### SUPPLIED DATA:
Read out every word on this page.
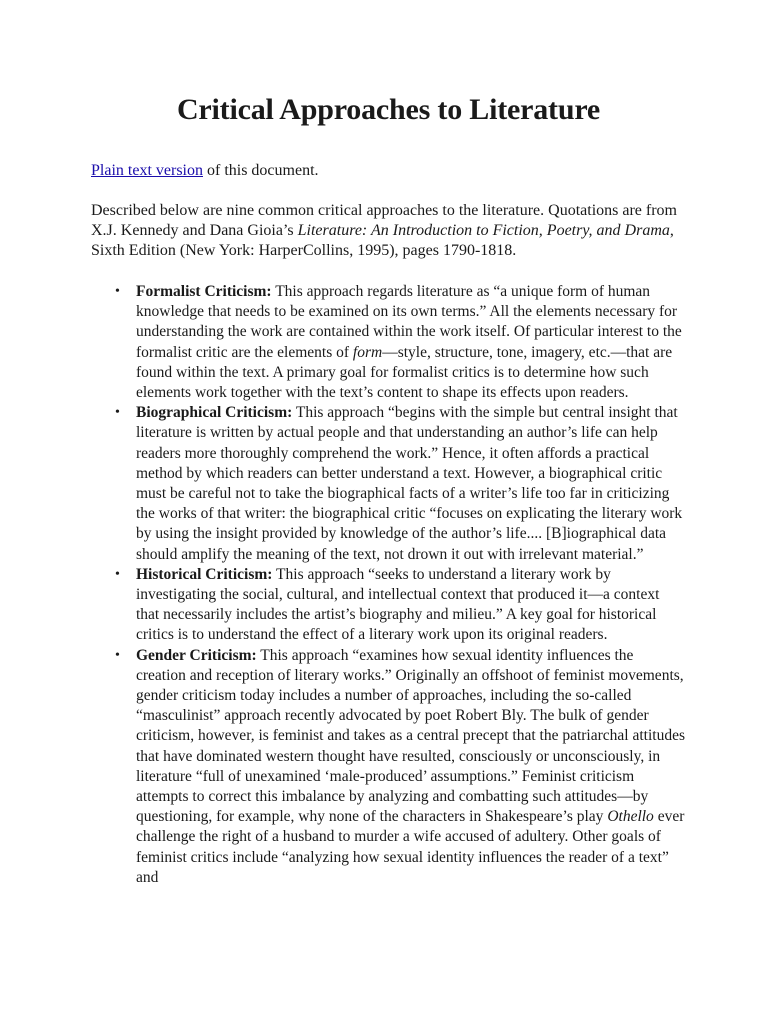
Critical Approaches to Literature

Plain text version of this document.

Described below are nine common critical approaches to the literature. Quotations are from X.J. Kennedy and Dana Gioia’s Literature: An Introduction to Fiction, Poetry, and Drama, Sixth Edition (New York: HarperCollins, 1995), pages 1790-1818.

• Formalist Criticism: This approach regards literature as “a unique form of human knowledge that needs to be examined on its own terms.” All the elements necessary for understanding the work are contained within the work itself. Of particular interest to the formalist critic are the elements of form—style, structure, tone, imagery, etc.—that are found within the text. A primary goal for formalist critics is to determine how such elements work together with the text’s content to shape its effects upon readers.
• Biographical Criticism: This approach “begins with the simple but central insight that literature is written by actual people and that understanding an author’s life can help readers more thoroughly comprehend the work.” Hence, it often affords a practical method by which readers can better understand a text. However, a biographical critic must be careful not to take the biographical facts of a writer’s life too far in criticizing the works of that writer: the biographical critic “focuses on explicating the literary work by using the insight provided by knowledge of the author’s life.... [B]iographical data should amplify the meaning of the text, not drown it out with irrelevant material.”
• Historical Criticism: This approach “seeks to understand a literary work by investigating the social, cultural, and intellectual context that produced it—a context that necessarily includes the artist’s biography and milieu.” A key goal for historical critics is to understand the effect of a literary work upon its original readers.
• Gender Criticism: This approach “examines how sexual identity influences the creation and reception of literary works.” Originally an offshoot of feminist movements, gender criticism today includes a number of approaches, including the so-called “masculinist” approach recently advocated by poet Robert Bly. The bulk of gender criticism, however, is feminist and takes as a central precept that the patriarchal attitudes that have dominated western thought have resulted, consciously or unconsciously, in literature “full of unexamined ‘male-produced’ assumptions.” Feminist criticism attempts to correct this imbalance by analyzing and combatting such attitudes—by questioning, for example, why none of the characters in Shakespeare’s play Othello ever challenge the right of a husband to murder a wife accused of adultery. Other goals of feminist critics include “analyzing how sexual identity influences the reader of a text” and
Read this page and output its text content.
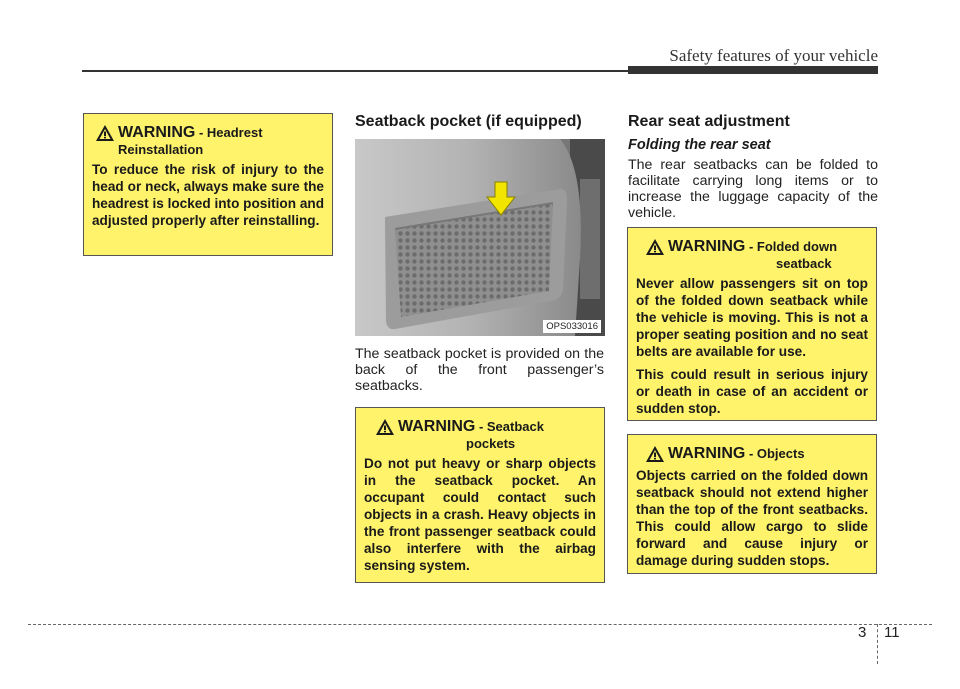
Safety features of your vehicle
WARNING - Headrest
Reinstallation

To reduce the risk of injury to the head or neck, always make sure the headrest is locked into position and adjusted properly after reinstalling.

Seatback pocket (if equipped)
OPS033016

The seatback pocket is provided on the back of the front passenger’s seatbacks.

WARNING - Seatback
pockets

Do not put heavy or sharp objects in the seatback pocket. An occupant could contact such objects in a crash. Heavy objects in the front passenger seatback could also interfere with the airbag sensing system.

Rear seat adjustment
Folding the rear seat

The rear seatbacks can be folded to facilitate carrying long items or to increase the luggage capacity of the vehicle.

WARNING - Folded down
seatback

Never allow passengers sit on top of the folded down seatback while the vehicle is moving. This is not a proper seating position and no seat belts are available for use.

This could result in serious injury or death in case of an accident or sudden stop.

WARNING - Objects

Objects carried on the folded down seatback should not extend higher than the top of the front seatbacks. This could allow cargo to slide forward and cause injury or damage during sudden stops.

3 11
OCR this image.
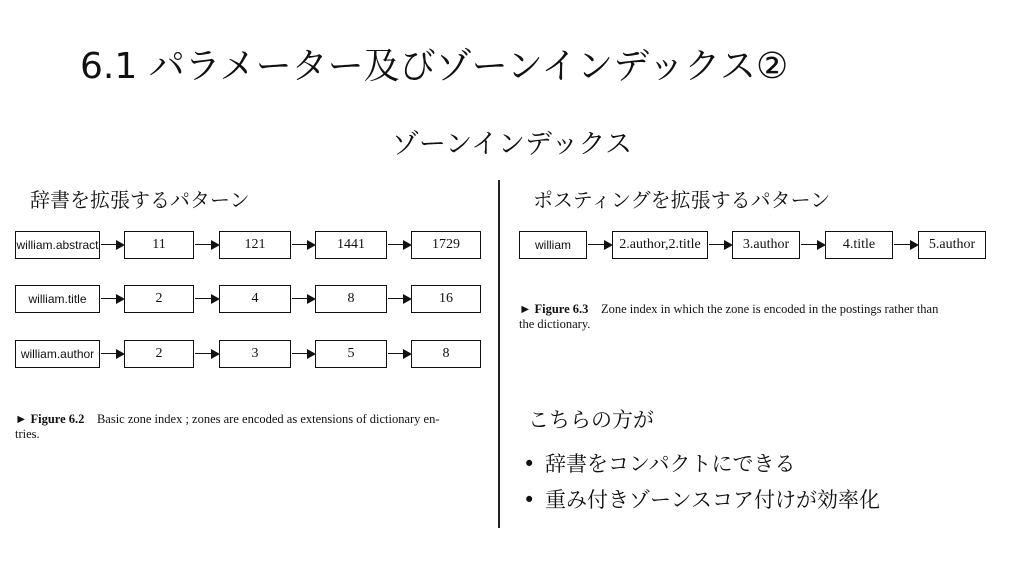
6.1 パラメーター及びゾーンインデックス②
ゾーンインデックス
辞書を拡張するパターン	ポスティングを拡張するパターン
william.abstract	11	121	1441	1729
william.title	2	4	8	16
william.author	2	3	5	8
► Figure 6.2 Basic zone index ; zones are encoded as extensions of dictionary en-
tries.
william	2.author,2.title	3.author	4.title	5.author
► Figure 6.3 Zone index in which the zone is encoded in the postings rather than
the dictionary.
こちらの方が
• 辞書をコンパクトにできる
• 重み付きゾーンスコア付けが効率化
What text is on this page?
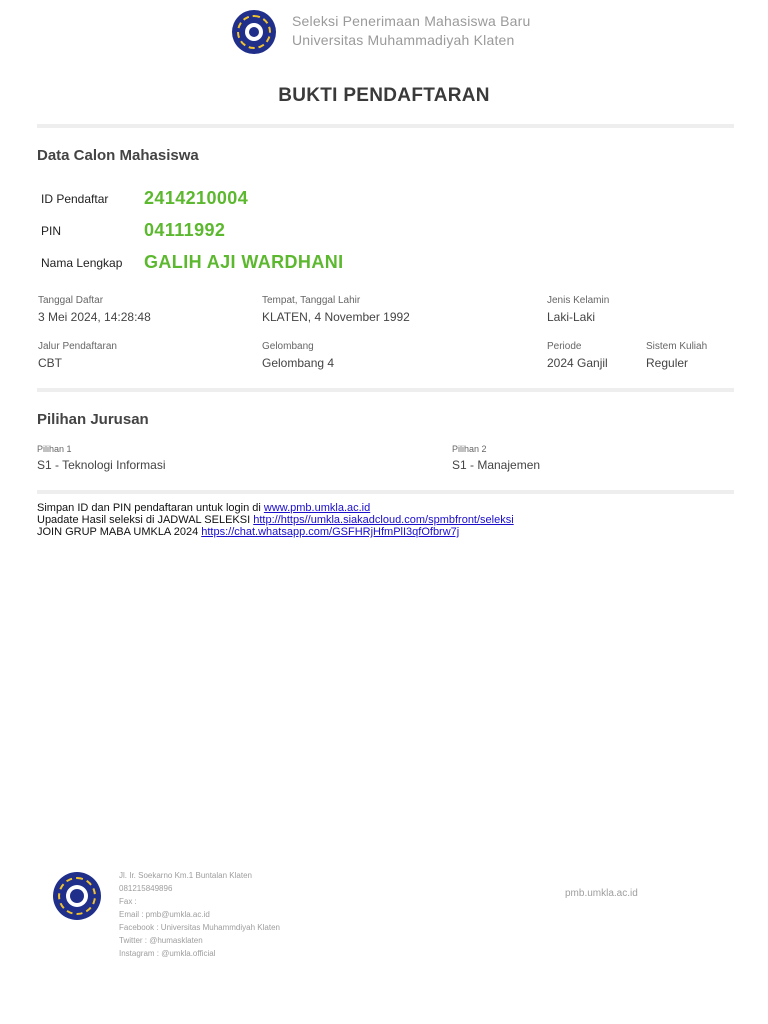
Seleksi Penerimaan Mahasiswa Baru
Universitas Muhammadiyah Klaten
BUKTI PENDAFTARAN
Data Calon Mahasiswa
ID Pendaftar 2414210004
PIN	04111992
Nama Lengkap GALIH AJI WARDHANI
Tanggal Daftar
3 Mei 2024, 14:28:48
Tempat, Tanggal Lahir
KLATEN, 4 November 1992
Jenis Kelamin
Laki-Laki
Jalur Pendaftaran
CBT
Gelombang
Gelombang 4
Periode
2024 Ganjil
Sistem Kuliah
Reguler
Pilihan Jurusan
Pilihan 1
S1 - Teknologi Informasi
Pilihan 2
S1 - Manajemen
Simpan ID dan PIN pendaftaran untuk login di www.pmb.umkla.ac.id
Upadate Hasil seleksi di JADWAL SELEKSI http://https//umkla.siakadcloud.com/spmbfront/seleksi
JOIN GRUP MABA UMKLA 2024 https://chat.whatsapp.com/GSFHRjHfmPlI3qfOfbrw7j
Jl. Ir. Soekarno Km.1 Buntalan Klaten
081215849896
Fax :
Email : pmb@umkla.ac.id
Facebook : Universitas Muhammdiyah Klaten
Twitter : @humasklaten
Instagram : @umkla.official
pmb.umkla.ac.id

### PROBLEM REQUIREMENTS:
Write out the whole listing again, exactly, with no pictures.

### FINAL RESULT:
Read out every word on this page.
Critical Approaches to Literature

Plain text version of this document.

Described below are nine common critical approaches to the literature. Quotations are from X.J. Kennedy and Dana Gioia’s Literature: An Introduction to Fiction, Poetry, and Drama, Sixth Edition (New York: HarperCollins, 1995), pages 1790-1818.

• Formalist Criticism: This approach regards literature as “a unique form of human knowledge that needs to be examined on its own terms.” All the elements necessary for understanding the work are contained within the work itself. Of particular interest to the formalist critic are the elements of form—style, structure, tone, imagery, etc.—that are found within the text. A primary goal for formalist critics is to determine how such elements work together with the text’s content to shape its effects upon readers.
• Biographical Criticism: This approach “begins with the simple but central insight that literature is written by actual people and that understanding an author’s life can help readers more thoroughly comprehend the work.” Hence, it often affords a practical method by which readers can better understand a text. However, a biographical critic must be careful not to take the biographical facts of a writer’s life too far in criticizing the works of that writer: the biographical critic “focuses on explicating the literary work by using the insight provided by knowledge of the author’s life.... [B]iographical data should amplify the meaning of the text, not drown it out with irrelevant material.”
• Historical Criticism: This approach “seeks to understand a literary work by investigating the social, cultural, and intellectual context that produced it—a context that necessarily includes the artist’s biography and milieu.” A key goal for historical critics is to understand the effect of a literary work upon its original readers.
• Gender Criticism: This approach “examines how sexual identity influences the creation and reception of literary works.” Originally an offshoot of feminist movements, gender criticism today includes a number of approaches, including the so-called “masculinist” approach recently advocated by poet Robert Bly. The bulk of gender criticism, however, is feminist and takes as a central precept that the patriarchal attitudes that have dominated western thought have resulted, consciously or unconsciously, in literature “full of unexamined ‘male-produced’ assumptions.” Feminist criticism attempts to correct this imbalance by analyzing and combatting such attitudes—by questioning, for example, why none of the characters in Shakespeare’s play Othello ever challenge the right of a husband to murder a wife accused of adultery. Other goals of feminist critics include “analyzing how sexual identity influences the reader of a text” and
Read this page and output its text content.
Safety features of your vehicle
WARNING - Headrest
Reinstallation

To reduce the risk of injury to the head or neck, always make sure the headrest is locked into position and adjusted properly after reinstalling.

Seatback pocket (if equipped)
OPS033016

The seatback pocket is provided on the back of the front passenger’s seatbacks.

WARNING - Seatback
pockets

Do not put heavy or sharp objects in the seatback pocket. An occupant could contact such objects in a crash. Heavy objects in the front passenger seatback could also interfere with the airbag sensing system.

Rear seat adjustment
Folding the rear seat

The rear seatbacks can be folded to facilitate carrying long items or to increase the luggage capacity of the vehicle.

WARNING - Folded down
seatback

Never allow passengers sit on top of the folded down seatback while the vehicle is moving. This is not a proper seating position and no seat belts are available for use.

This could result in serious injury or death in case of an accident or sudden stop.

WARNING - Objects

Objects carried on the folded down seatback should not extend higher than the top of the front seatbacks. This could allow cargo to slide forward and cause injury or damage during sudden stops.

3 11
OCR this image.
6.1 パラメーター及びゾーンインデックス②
ゾーンインデックス
辞書を拡張するパターン	ポスティングを拡張するパターン
william.abstract	11	121	1441	1729
william.title	2	4	8	16
william.author	2	3	5	8
► Figure 6.2 Basic zone index ; zones are encoded as extensions of dictionary en-
tries.
william	2.author,2.title	3.author	4.title	5.author
► Figure 6.3 Zone index in which the zone is encoded in the postings rather than
the dictionary.
こちらの方が
• 辞書をコンパクトにできる
• 重み付きゾーンスコア付けが効率化
What text is on this page?
Seleksi Penerimaan Mahasiswa Baru
Universitas Muhammadiyah Klaten
BUKTI PENDAFTARAN
Data Calon Mahasiswa
ID Pendaftar 2414210004
PIN	04111992
Nama Lengkap GALIH AJI WARDHANI
Tanggal Daftar
3 Mei 2024, 14:28:48
Tempat, Tanggal Lahir
KLATEN, 4 November 1992
Jenis Kelamin
Laki-Laki
Jalur Pendaftaran
CBT
Gelombang
Gelombang 4
Periode
2024 Ganjil
Sistem Kuliah
Reguler
Pilihan Jurusan
Pilihan 1
S1 - Teknologi Informasi
Pilihan 2
S1 - Manajemen
Simpan ID dan PIN pendaftaran untuk login di www.pmb.umkla.ac.id
Upadate Hasil seleksi di JADWAL SELEKSI http://https//umkla.siakadcloud.com/spmbfront/seleksi
JOIN GRUP MABA UMKLA 2024 https://chat.whatsapp.com/GSFHRjHfmPlI3qfOfbrw7j
Jl. Ir. Soekarno Km.1 Buntalan Klaten
081215849896
Fax :
Email : pmb@umkla.ac.id
Facebook : Universitas Muhammdiyah Klaten
Twitter : @humasklaten
Instagram : @umkla.official
pmb.umkla.ac.id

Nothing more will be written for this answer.